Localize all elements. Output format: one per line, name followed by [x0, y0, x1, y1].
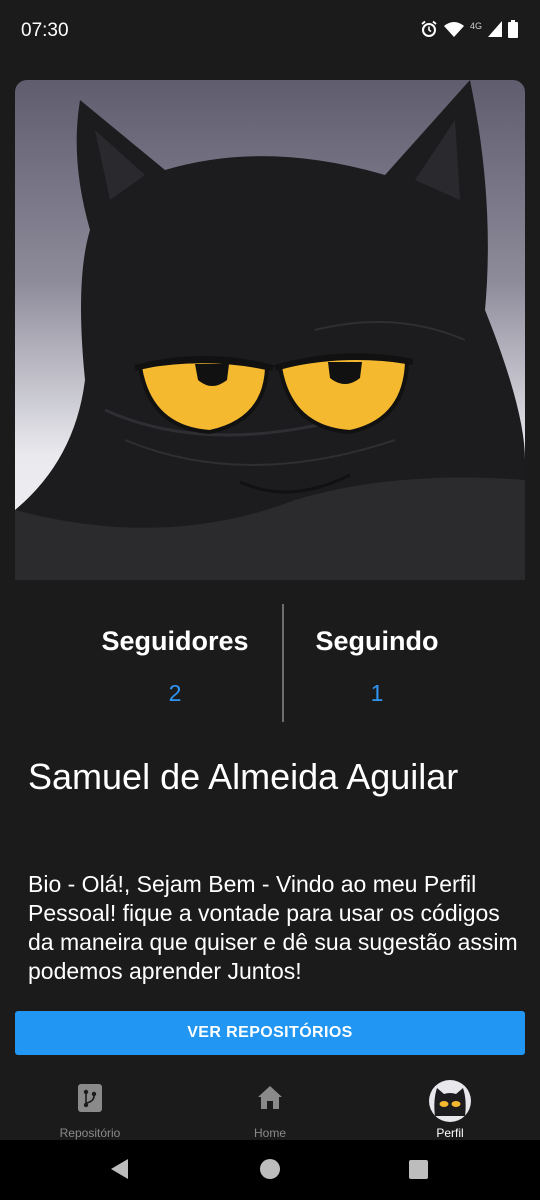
nav-item-home[interactable]: Home: [180, 1072, 360, 1140]
network-type-label: 4G: [469, 21, 482, 31]
view-repositories-button[interactable]: VER REPOSITÓRIOS: [15, 1011, 525, 1055]
profile-name: Samuel de Almeida Aguilar: [28, 756, 459, 797]
status-time: 07:30: [21, 20, 69, 41]
followers-count[interactable]: 2: [60, 680, 290, 707]
profile-stats: Seguidores 2 Seguindo 1: [0, 604, 540, 724]
home-icon: [257, 1084, 283, 1115]
followers-label: Seguidores: [101, 626, 249, 656]
nav-label-perfil: Perfil: [436, 1126, 464, 1140]
battery-icon: [508, 19, 518, 43]
profile-bio: Bio - Olá!, Sejam Bem - Vindo ao meu Per…: [28, 871, 518, 984]
profile-avatar-image: [15, 80, 525, 580]
git-repo-icon: [78, 1084, 102, 1117]
nav-item-perfil[interactable]: Perfil: [360, 1072, 540, 1140]
system-navigation-bar: [0, 1140, 540, 1200]
bottom-navigation: Repositório Home Perfil: [0, 1072, 540, 1140]
nav-item-repositorio[interactable]: Repositório: [0, 1072, 180, 1140]
nav-label-home: Home: [253, 1126, 286, 1140]
status-icons: 4G: [420, 19, 518, 43]
alarm-icon: [420, 20, 438, 43]
profile-avatar-icon: [429, 1080, 471, 1127]
back-icon[interactable]: [110, 1158, 130, 1185]
signal-icon: [488, 20, 502, 42]
wifi-icon: [443, 21, 464, 42]
following-label: Seguindo: [315, 626, 439, 656]
following-count[interactable]: 1: [292, 680, 462, 707]
home-circle-icon[interactable]: [259, 1158, 281, 1185]
recents-icon[interactable]: [409, 1160, 428, 1184]
stats-divider: [282, 604, 284, 722]
status-bar: 07:30 4G: [0, 0, 540, 62]
nav-label-repositorio: Repositório: [59, 1126, 121, 1140]
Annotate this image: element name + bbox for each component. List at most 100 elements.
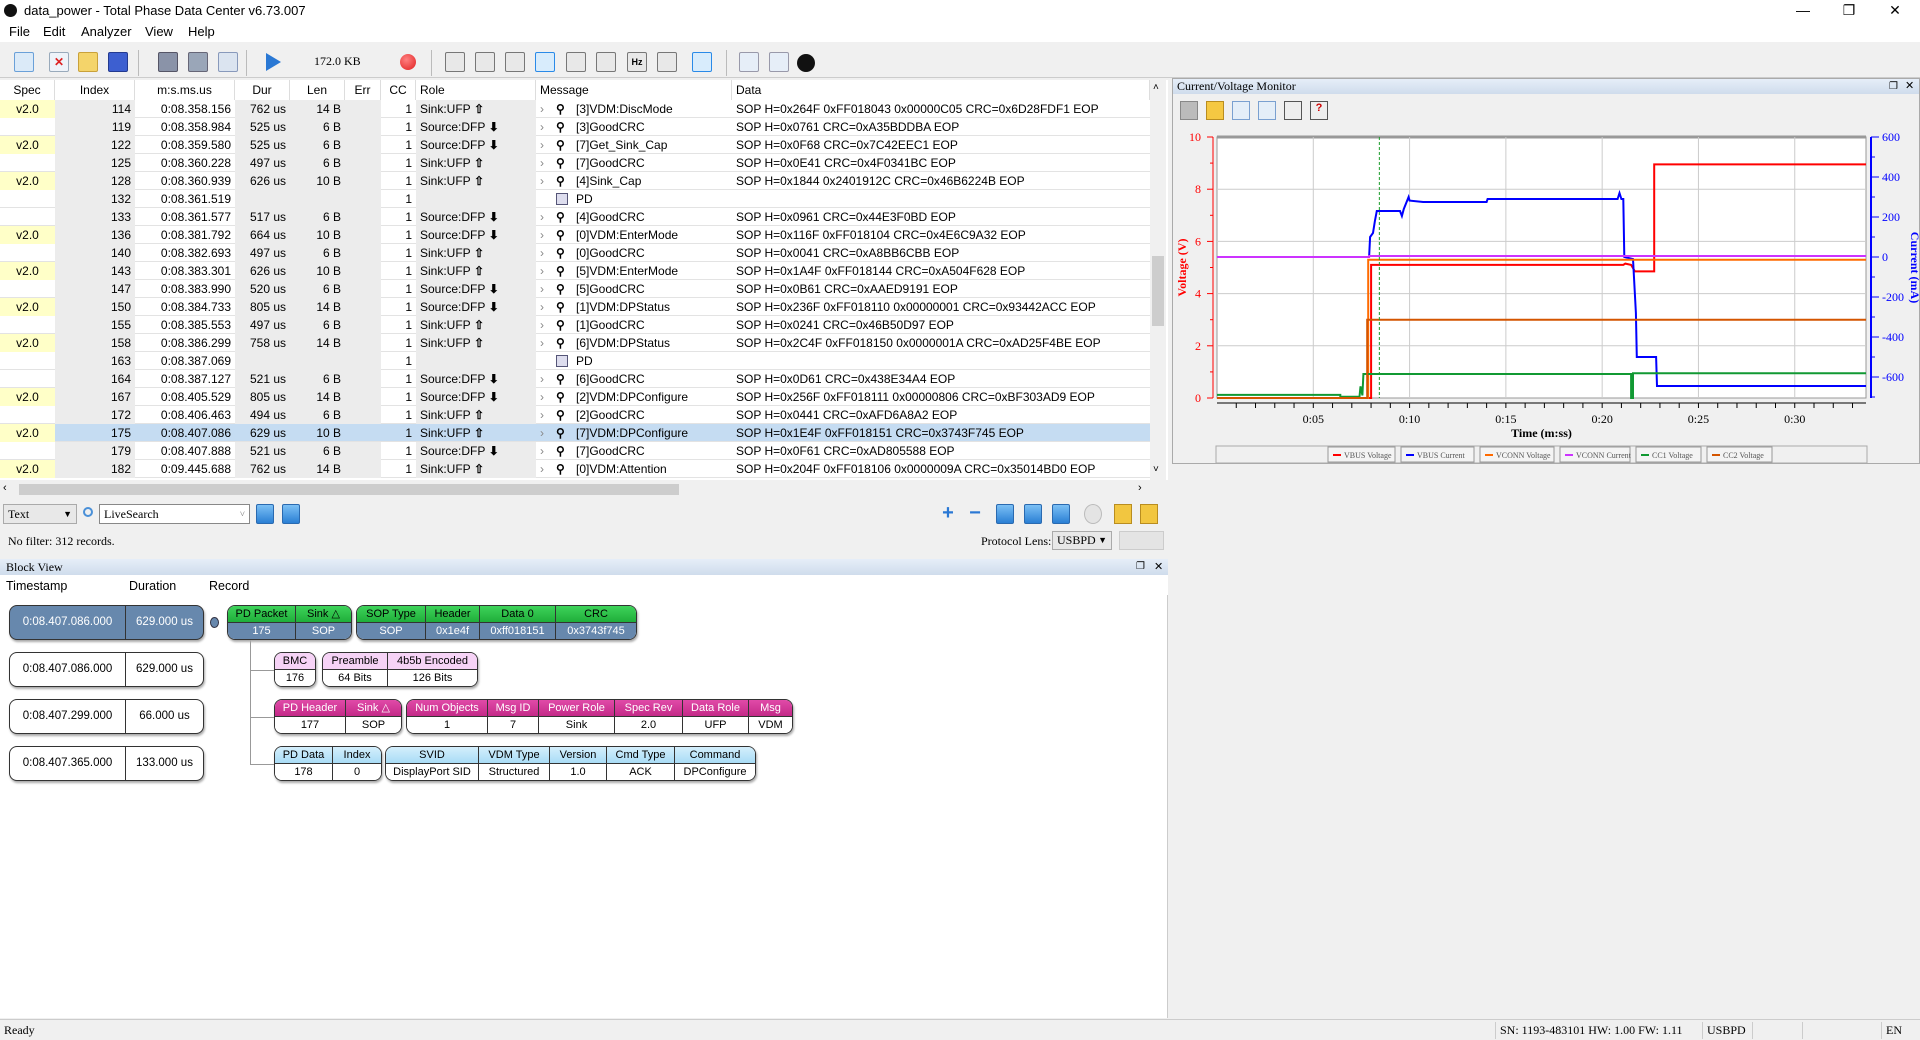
timestamp-entry[interactable]: 0:08.407.365.000 133.000 us (9, 746, 204, 781)
go-bottom-button[interactable] (1052, 504, 1070, 524)
timestamp-entry[interactable]: 0:08.407.086.000 629.000 us (9, 652, 204, 687)
menu-analyzer[interactable]: Analyzer (81, 24, 132, 39)
frequency-view-icon[interactable]: Hz (627, 52, 647, 72)
table-row[interactable]: v2.0 136 0:08.381.792 664 us 10 B 1 Source:DFP… (0, 226, 1150, 244)
expand-icon[interactable]: › (540, 208, 544, 226)
table-row[interactable]: 125 0:08.360.228 497 us 6 B 1 Sink:UFP ⇧ › ⚲ [7]… (0, 154, 1150, 172)
zoom-in-icon[interactable] (1232, 101, 1250, 120)
record-field-group[interactable]: SOP Type SOP Header 0x1e4f Data 0 0xff018151 C… (356, 605, 637, 640)
scroll-right-icon[interactable]: › (1138, 482, 1142, 494)
cursor-icon[interactable] (1284, 101, 1302, 120)
expand-icon[interactable]: › (540, 244, 544, 262)
expand-icon[interactable]: › (540, 316, 544, 334)
table-vertical-scrollbar[interactable]: ˄ ˅ (1150, 80, 1166, 480)
live-search-input[interactable]: LiveSearch ˅ (99, 504, 250, 524)
expand-icon[interactable]: › (540, 388, 544, 406)
column-header-data[interactable]: Data (732, 80, 1150, 100)
search-previous-button[interactable] (256, 504, 274, 524)
table-row[interactable]: 133 0:08.361.577 517 us 6 B 1 Source:DFP ⬇ › ⚲[… (0, 208, 1150, 226)
block-view-icon[interactable] (535, 52, 555, 72)
table-row[interactable]: 140 0:08.382.693 497 us 6 B 1 Sink:UFP ⇧ › ⚲ [0]… (0, 244, 1150, 262)
close-button[interactable]: ✕ (1872, 0, 1918, 22)
record-field-group[interactable]: PD Packet 175 Sink △ SOP (227, 605, 352, 640)
add-filter-icon[interactable]: + (938, 503, 958, 524)
record-field-group[interactable]: PD Data 178 Index 0 (274, 746, 382, 781)
expand-icon[interactable]: › (540, 370, 544, 388)
export-data-icon[interactable] (769, 52, 789, 72)
playback-view-icon[interactable] (566, 52, 586, 72)
open-folder-icon[interactable] (78, 52, 98, 72)
minimize-button[interactable]: — (1780, 0, 1826, 22)
timestamp-entry[interactable]: 0:08.407.299.000 66.000 us (9, 699, 204, 734)
clear-icon[interactable] (1180, 101, 1198, 120)
record-field-group[interactable]: PD Header 177 Sink △ SOP (274, 699, 402, 734)
table-row[interactable]: 147 0:08.383.990 520 us 6 B 1 Source:DFP ⬇ › ⚲[… (0, 280, 1150, 298)
close-panel-icon[interactable]: ✕ (1154, 559, 1163, 575)
record-field-group[interactable]: BMC 176 (274, 652, 316, 687)
column-header-time[interactable]: m:s.ms.us (135, 80, 235, 100)
device-settings-icon[interactable] (188, 52, 208, 72)
column-header-index[interactable]: Index (55, 80, 135, 100)
measure-icon[interactable]: ? (1310, 101, 1328, 120)
notes-icon[interactable] (1140, 504, 1158, 524)
table-row[interactable]: 164 0:08.387.127 521 us 6 B 1 Source:DFP ⬇ › ⚲[… (0, 370, 1150, 388)
lens-options-button[interactable] (1119, 531, 1164, 550)
table-row[interactable]: 163 0:08.387.069 1 PD (0, 352, 1150, 370)
total-phase-logo-icon[interactable] (797, 54, 815, 72)
column-header-cc[interactable]: CC (381, 80, 416, 100)
expand-icon[interactable]: › (540, 172, 544, 190)
table-row[interactable]: v2.0 122 0:08.359.580 525 us 6 B 1 Source:DFP … (0, 136, 1150, 154)
table-row[interactable]: v2.0 114 0:08.358.156 762 us 14 B 1 Sink:UFP ⇧… (0, 100, 1150, 118)
expand-icon[interactable]: › (540, 424, 544, 442)
menu-view[interactable]: View (145, 24, 173, 39)
expand-icon[interactable]: › (540, 118, 544, 136)
expand-icon[interactable]: › (540, 262, 544, 280)
filter-mode-select[interactable]: Text ▼ (3, 504, 77, 524)
record-field-group[interactable]: Num Objects 1 Msg ID 7 Power Role Sink Spec Re… (406, 699, 793, 734)
expand-icon[interactable]: › (540, 334, 544, 352)
grid-view-icon[interactable] (475, 52, 495, 72)
column-header-err[interactable]: Err (345, 80, 381, 100)
record-field-group[interactable]: Preamble 64 Bits 4b5b Encoded 126 Bits (322, 652, 478, 687)
expand-icon[interactable]: › (540, 460, 544, 478)
table-row[interactable]: v2.0 158 0:08.386.299 758 us 14 B 1 Sink:UFP ⇧… (0, 334, 1150, 352)
menu-edit[interactable]: Edit (43, 24, 65, 39)
column-header-dur[interactable]: Dur (235, 80, 290, 100)
expand-icon[interactable]: › (540, 100, 544, 118)
table-row[interactable]: v2.0 143 0:08.383.301 626 us 10 B 1 Sink:UFP ⇧… (0, 262, 1150, 280)
expand-icon[interactable]: › (540, 280, 544, 298)
table-row[interactable]: v2.0 167 0:08.405.529 805 us 14 B 1 Source:DFP… (0, 388, 1150, 406)
restore-button[interactable]: ❐ (1826, 0, 1872, 22)
chevron-down-icon[interactable]: ˅ (240, 505, 245, 523)
expand-icon[interactable]: › (540, 226, 544, 244)
capture-settings-icon[interactable] (218, 52, 238, 72)
go-selected-button[interactable] (1024, 504, 1042, 524)
tree-view-icon[interactable] (505, 52, 525, 72)
save-icon[interactable] (108, 52, 128, 72)
table-row[interactable]: v2.0 182 0:09.445.688 762 us 14 B 1 Sink:UFP ⇧… (0, 460, 1150, 478)
expand-icon[interactable]: › (540, 442, 544, 460)
target-icon[interactable] (1084, 504, 1102, 524)
zoom-fit-icon[interactable] (1258, 101, 1276, 120)
connection-view-icon[interactable] (596, 52, 616, 72)
table-horizontal-scrollbar[interactable]: ‹ › (0, 482, 1150, 497)
expand-icon[interactable]: › (540, 136, 544, 154)
current-voltage-chart[interactable]: 0:05 0:10 0:15 0:20 0:25 0:30 0 2 4 6 8 10 600 400 200… (1173, 125, 1919, 463)
scroll-up-icon[interactable]: ˄ (1153, 82, 1159, 93)
column-header-role[interactable]: Role (416, 80, 536, 100)
column-header-message[interactable]: Message (536, 80, 732, 100)
column-header-len[interactable]: Len (290, 80, 345, 100)
menu-help[interactable]: Help (188, 24, 215, 39)
save-icon[interactable] (1206, 101, 1224, 120)
table-row[interactable]: v2.0 175 0:08.407.086 629 us 10 B 1 Sink:UFP ⇧… (0, 424, 1150, 442)
float-panel-icon[interactable]: ❐ (1136, 559, 1145, 575)
table-row[interactable]: v2.0 150 0:08.384.733 805 us 14 B 1 Source:DFP… (0, 298, 1150, 316)
close-panel-icon[interactable]: ✕ (1905, 79, 1914, 94)
remove-filter-icon[interactable]: − (965, 503, 985, 524)
record-field-group[interactable]: SVID DisplayPort SID VDM Type Structured Ver… (385, 746, 756, 781)
table-row[interactable]: 119 0:08.358.984 525 us 6 B 1 Source:DFP ⬇ › ⚲[… (0, 118, 1150, 136)
expand-icon[interactable]: › (540, 298, 544, 316)
scroll-down-icon[interactable]: ˅ (1153, 464, 1159, 475)
topology-view-icon[interactable] (657, 52, 677, 72)
export-icon[interactable] (739, 52, 759, 72)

:::::

Can you express the lines as a Markdown table with the columns No. and Entry, giving each line a row number and its text and leaving out any blank lines? Begin at the line that has "timestamp-entry[interactable]: 0:08.407.365.000 133.000" and stop after the line that has "expand-icon[interactable]: › (540, 316, 544, 334)".

THE OUTPUT
| No. | Entry |
|---|---|
| 1 | timestamp-entry[interactable]: 0:08.407.365.000 133.000 us (9, 746, 204, 781) |
| 2 | go-bottom-button[interactable] (1052, 504, 1070, 524) |
| 3 | timestamp-entry[interactable]: 0:08.407.086.000 629.000 us (9, 652, 204, 687) |
| 4 | menu-analyzer[interactable]: Analyzer (81, 24, 132, 39) |
| 5 | frequency-view-icon[interactable]: Hz (627, 52, 647, 72) |
| 6 | table-row[interactable]: v2.0 136 0:08.381.792 664 us 10 B 1 Source:DFP… (0, 226, 1150, 244) |
| 7 | expand-icon[interactable]: › (540, 208, 544, 226) |
| 8 | table-row[interactable]: 125 0:08.360.228 497 us 6 B 1 Sink:UFP ⇧ › ⚲ [7]… (0, 154, 1150, 172) |
| 9 | zoom-in-icon[interactable] (1232, 101, 1250, 120) |
| 10 | record-field-group[interactable]: SOP Type SOP Header 0x1e4f Data 0 0xff018151 C… (356, 605, 637, 640) |
| 11 | scroll-right-icon[interactable]: › (1138, 482, 1142, 494) |
| 12 | cursor-icon[interactable] (1284, 101, 1302, 120) |
| 13 | expand-icon[interactable]: › (540, 244, 544, 262) |
| 14 | expand-icon[interactable]: › (540, 316, 544, 334) |